┌─ Record list

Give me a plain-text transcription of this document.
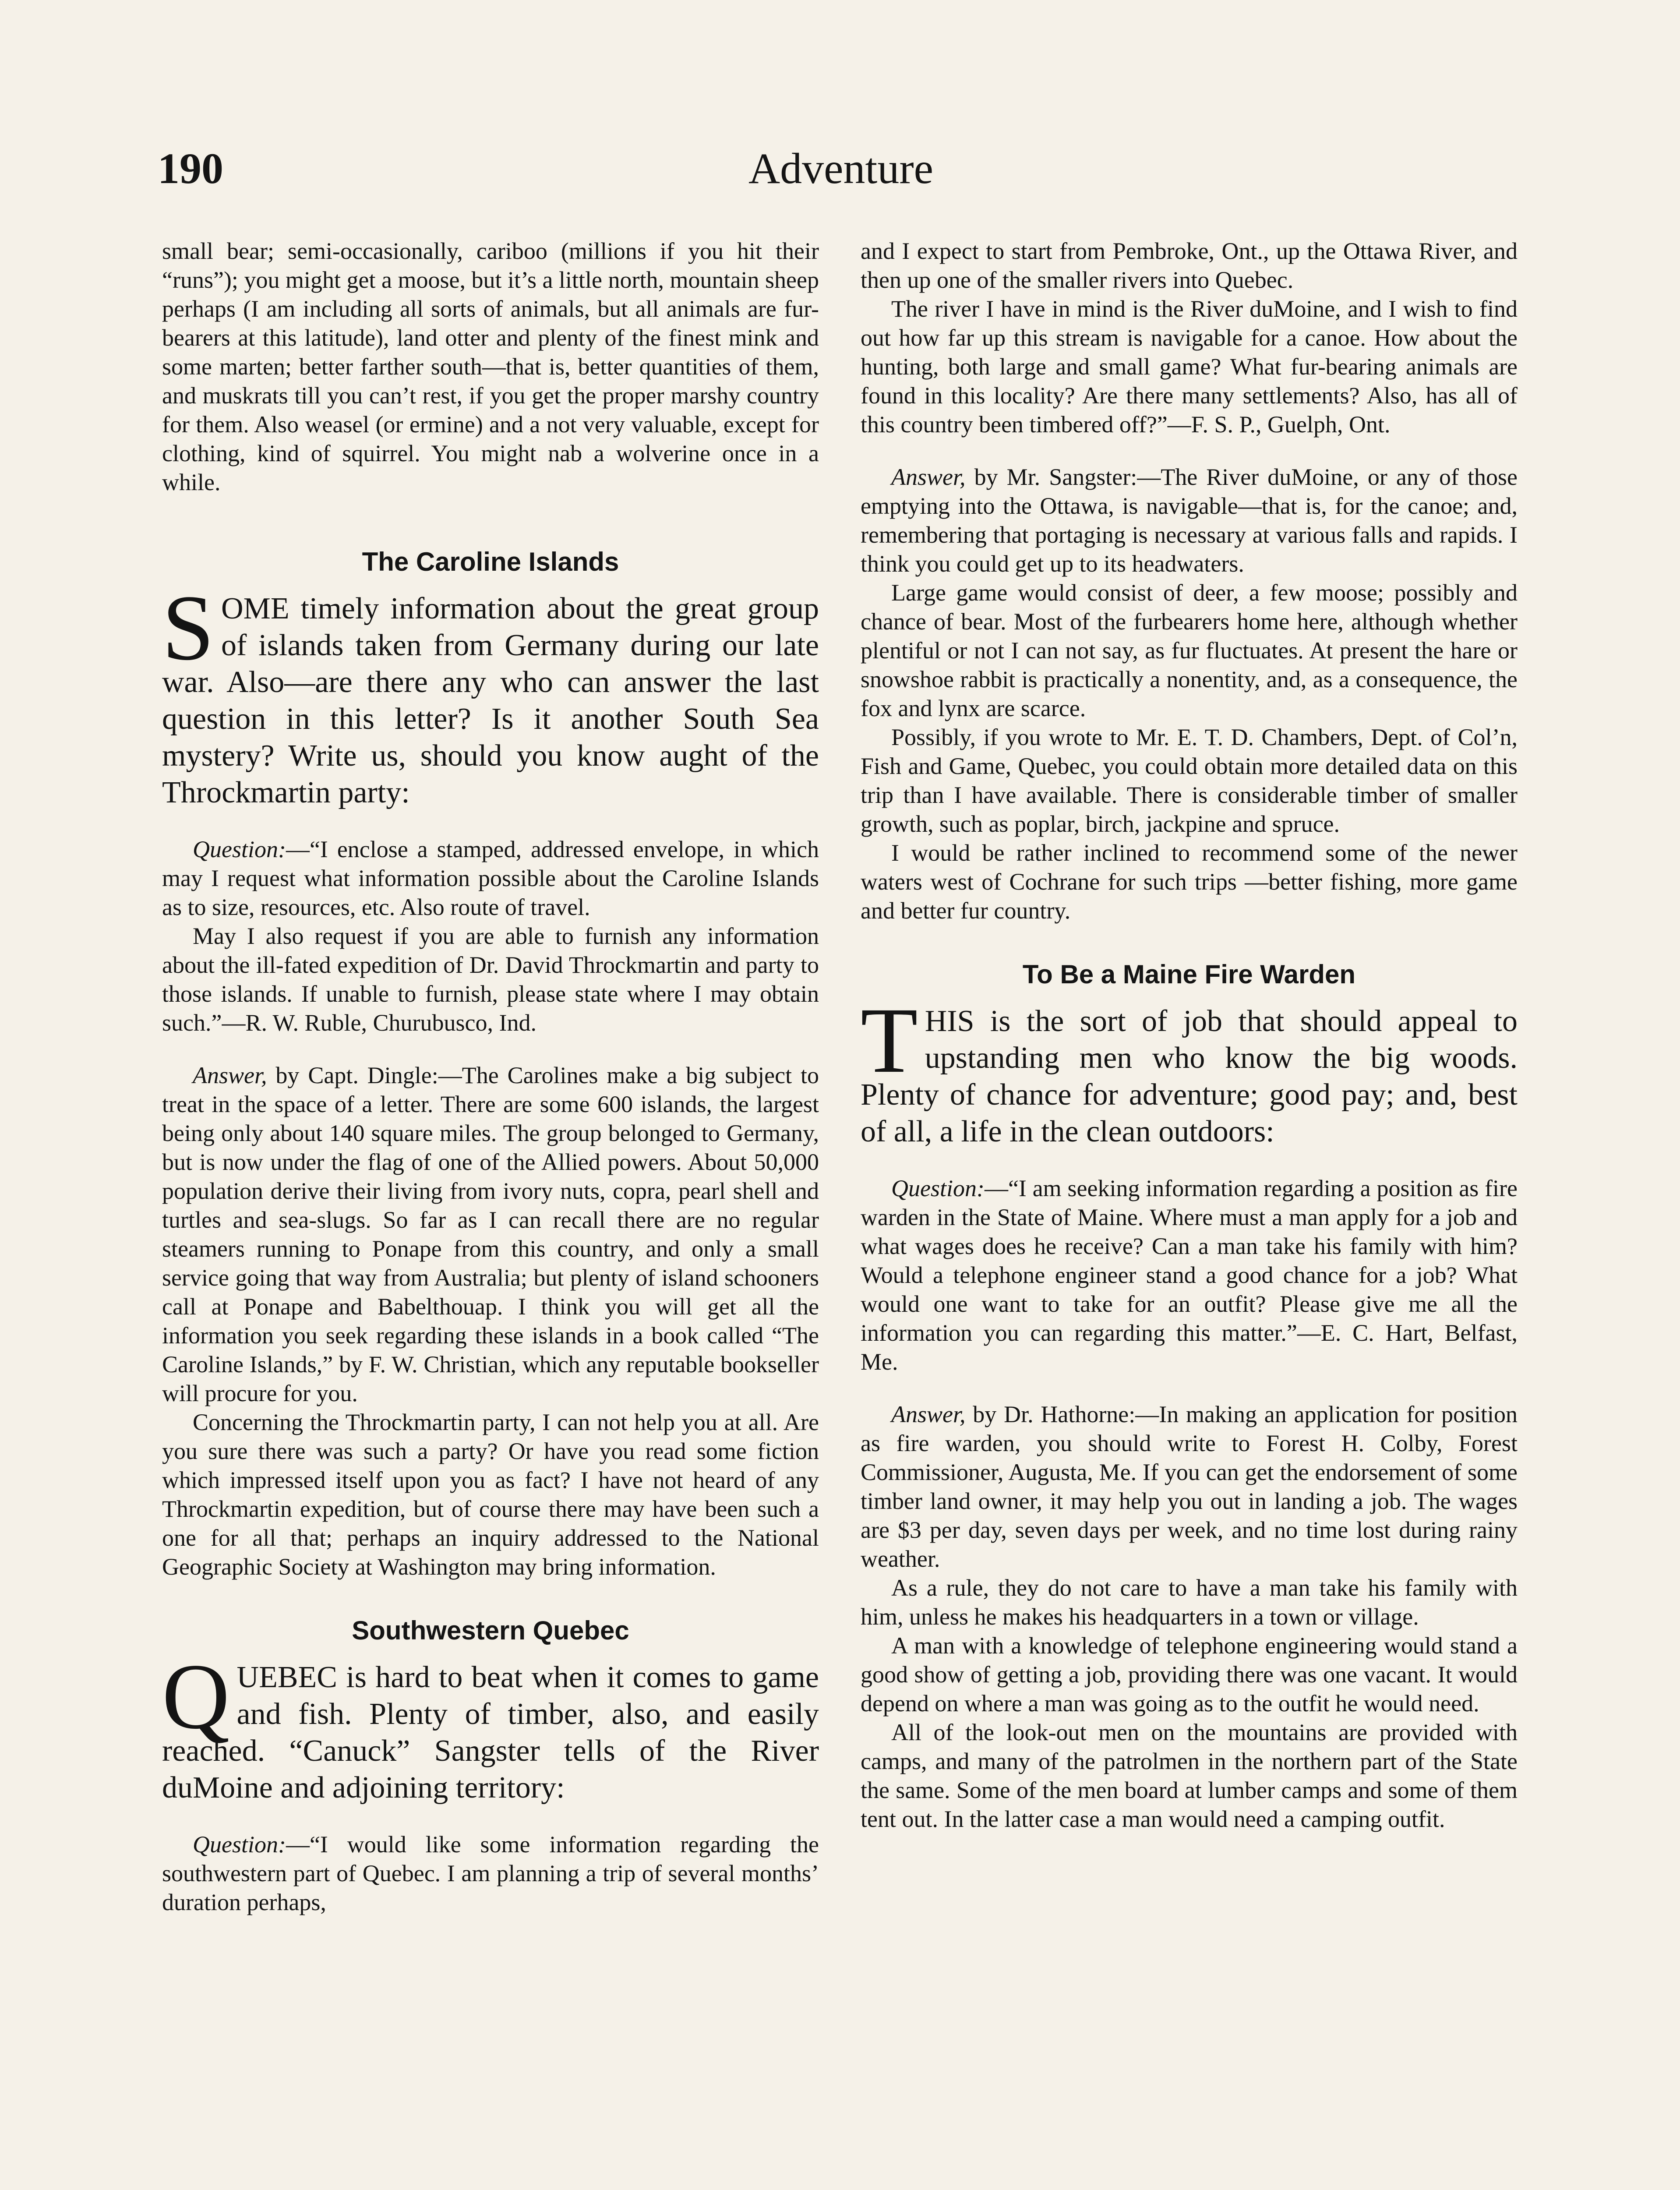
190	Adventure

small bear; semi-occasionally, cariboo (millions if you hit their “runs”); you might get a moose, but it’s a little north, mountain sheep perhaps (I am including all sorts of animals, but all animals are fur-bearers at this latitude), land otter and plenty of the finest mink and some marten; better farther south—that is, better quantities of them, and muskrats till you can’t rest, if you get the proper marshy country for them. Also weasel (or ermine) and a not very valuable, except for clothing, kind of squirrel. You might nab a wolverine once in a while.

The Caroline Islands

SOME timely information about the great group of islands taken from Germany during our late war. Also—are there any who can answer the last question in this letter? Is it another South Sea mystery? Write us, should you know aught of the Throckmartin party:

Question:—“I enclose a stamped, addressed envelope, in which may I request what information possible about the Caroline Islands as to size, resources, etc. Also route of travel.

May I also request if you are able to furnish any information about the ill-fated expedition of Dr. David Throckmartin and party to those islands. If unable to furnish, please state where I may obtain such.”—R. W. Ruble, Churubusco, Ind.

Answer, by Capt. Dingle:—The Carolines make a big subject to treat in the space of a letter. There are some 600 islands, the largest being only about 140 square miles. The group belonged to Germany, but is now under the flag of one of the Allied powers. About 50,000 population derive their living from ivory nuts, copra, pearl shell and turtles and sea-slugs. So far as I can recall there are no regular steamers running to Ponape from this country, and only a small service going that way from Australia; but plenty of island schooners call at Ponape and Babelthouap. I think you will get all the information you seek regarding these islands in a book called “The Caroline Islands,” by F. W. Christian, which any reputable bookseller will procure for you.

Concerning the Throckmartin party, I can not help you at all. Are you sure there was such a party? Or have you read some fiction which impressed itself upon you as fact? I have not heard of any Throckmartin expedition, but of course there may have been such a one for all that; perhaps an inquiry addressed to the National Geographic Society at Washington may bring information.

Southwestern Quebec

QUEBEC is hard to beat when it comes to game and fish. Plenty of timber, also, and easily reached. “Canuck” Sangster tells of the River duMoine and adjoining territory:

Question:—“I would like some information regarding the southwestern part of Quebec. I am planning a trip of several months’ duration perhaps,

and I expect to start from Pembroke, Ont., up the Ottawa River, and then up one of the smaller rivers into Quebec.

The river I have in mind is the River duMoine, and I wish to find out how far up this stream is navigable for a canoe. How about the hunting, both large and small game? What fur-bearing animals are found in this locality? Are there many settlements? Also, has all of this country been timbered off?”—F. S. P., Guelph, Ont.

Answer, by Mr. Sangster:—The River duMoine, or any of those emptying into the Ottawa, is navigable—that is, for the canoe; and, remembering that portaging is necessary at various falls and rapids. I think you could get up to its headwaters.

Large game would consist of deer, a few moose; possibly and chance of bear. Most of the furbearers home here, although whether plentiful or not I can not say, as fur fluctuates. At present the hare or snowshoe rabbit is practically a nonentity, and, as a consequence, the fox and lynx are scarce.

Possibly, if you wrote to Mr. E. T. D. Chambers, Dept. of Col’n, Fish and Game, Quebec, you could obtain more detailed data on this trip than I have available. There is considerable timber of smaller growth, such as poplar, birch, jackpine and spruce.

I would be rather inclined to recommend some of the newer waters west of Cochrane for such trips —better fishing, more game and better fur country.

To Be a Maine Fire Warden

THIS is the sort of job that should appeal to upstanding men who know the big woods. Plenty of chance for adventure; good pay; and, best of all, a life in the clean outdoors:

Question:—“I am seeking information regarding a position as fire warden in the State of Maine. Where must a man apply for a job and what wages does he receive? Can a man take his family with him? Would a telephone engineer stand a good chance for a job? What would one want to take for an outfit? Please give me all the information you can regarding this matter.”—E. C. Hart, Belfast, Me.

Answer, by Dr. Hathorne:—In making an application for position as fire warden, you should write to Forest H. Colby, Forest Commissioner, Augusta, Me. If you can get the endorsement of some timber land owner, it may help you out in landing a job. The wages are $3 per day, seven days per week, and no time lost during rainy weather.

As a rule, they do not care to have a man take his family with him, unless he makes his headquarters in a town or village.

A man with a knowledge of telephone engineering would stand a good show of getting a job, providing there was one vacant. It would depend on where a man was going as to the outfit he would need.

All of the look-out men on the mountains are provided with camps, and many of the patrolmen in the northern part of the State the same. Some of the men board at lumber camps and some of them tent out. In the latter case a man would need a camping outfit.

└─

> [Your goal]:
Make an exact copy of the data, leaving its pictures out.

> [Task output]:
Give me a plain-text transcription of this document.
190	Adventure

small bear; semi-occasionally, cariboo (millions if you hit their “runs”); you might get a moose, but it’s a little north, mountain sheep perhaps (I am including all sorts of animals, but all animals are fur-bearers at this latitude), land otter and plenty of the finest mink and some marten; better farther south—that is, better quantities of them, and muskrats till you can’t rest, if you get the proper marshy country for them. Also weasel (or ermine) and a not very valuable, except for clothing, kind of squirrel. You might nab a wolverine once in a while.

The Caroline Islands

SOME timely information about the great group of islands taken from Germany during our late war. Also—are there any who can answer the last question in this letter? Is it another South Sea mystery? Write us, should you know aught of the Throckmartin party:

Question:—“I enclose a stamped, addressed envelope, in which may I request what information possible about the Caroline Islands as to size, resources, etc. Also route of travel.

May I also request if you are able to furnish any information about the ill-fated expedition of Dr. David Throckmartin and party to those islands. If unable to furnish, please state where I may obtain such.”—R. W. Ruble, Churubusco, Ind.

Answer, by Capt. Dingle:—The Carolines make a big subject to treat in the space of a letter. There are some 600 islands, the largest being only about 140 square miles. The group belonged to Germany, but is now under the flag of one of the Allied powers. About 50,000 population derive their living from ivory nuts, copra, pearl shell and turtles and sea-slugs. So far as I can recall there are no regular steamers running to Ponape from this country, and only a small service going that way from Australia; but plenty of island schooners call at Ponape and Babelthouap. I think you will get all the information you seek regarding these islands in a book called “The Caroline Islands,” by F. W. Christian, which any reputable bookseller will procure for you.

Concerning the Throckmartin party, I can not help you at all. Are you sure there was such a party? Or have you read some fiction which impressed itself upon you as fact? I have not heard of any Throckmartin expedition, but of course there may have been such a one for all that; perhaps an inquiry addressed to the National Geographic Society at Washington may bring information.

Southwestern Quebec

QUEBEC is hard to beat when it comes to game and fish. Plenty of timber, also, and easily reached. “Canuck” Sangster tells of the River duMoine and adjoining territory:

Question:—“I would like some information regarding the southwestern part of Quebec. I am planning a trip of several months’ duration perhaps,

and I expect to start from Pembroke, Ont., up the Ottawa River, and then up one of the smaller rivers into Quebec.

The river I have in mind is the River duMoine, and I wish to find out how far up this stream is navigable for a canoe. How about the hunting, both large and small game? What fur-bearing animals are found in this locality? Are there many settlements? Also, has all of this country been timbered off?”—F. S. P., Guelph, Ont.

Answer, by Mr. Sangster:—The River duMoine, or any of those emptying into the Ottawa, is navigable—that is, for the canoe; and, remembering that portaging is necessary at various falls and rapids. I think you could get up to its headwaters.

Large game would consist of deer, a few moose; possibly and chance of bear. Most of the furbearers home here, although whether plentiful or not I can not say, as fur fluctuates. At present the hare or snowshoe rabbit is practically a nonentity, and, as a consequence, the fox and lynx are scarce.

Possibly, if you wrote to Mr. E. T. D. Chambers, Dept. of Col’n, Fish and Game, Quebec, you could obtain more detailed data on this trip than I have available. There is considerable timber of smaller growth, such as poplar, birch, jackpine and spruce.

I would be rather inclined to recommend some of the newer waters west of Cochrane for such trips —better fishing, more game and better fur country.

To Be a Maine Fire Warden

THIS is the sort of job that should appeal to upstanding men who know the big woods. Plenty of chance for adventure; good pay; and, best of all, a life in the clean outdoors:

Question:—“I am seeking information regarding a position as fire warden in the State of Maine. Where must a man apply for a job and what wages does he receive? Can a man take his family with him? Would a telephone engineer stand a good chance for a job? What would one want to take for an outfit? Please give me all the information you can regarding this matter.”—E. C. Hart, Belfast, Me.

Answer, by Dr. Hathorne:—In making an application for position as fire warden, you should write to Forest H. Colby, Forest Commissioner, Augusta, Me. If you can get the endorsement of some timber land owner, it may help you out in landing a job. The wages are $3 per day, seven days per week, and no time lost during rainy weather.

As a rule, they do not care to have a man take his family with him, unless he makes his headquarters in a town or village.

A man with a knowledge of telephone engineering would stand a good show of getting a job, providing there was one vacant. It would depend on where a man was going as to the outfit he would need.

All of the look-out men on the mountains are provided with camps, and many of the patrolmen in the northern part of the State the same. Some of the men board at lumber camps and some of them tent out. In the latter case a man would need a camping outfit.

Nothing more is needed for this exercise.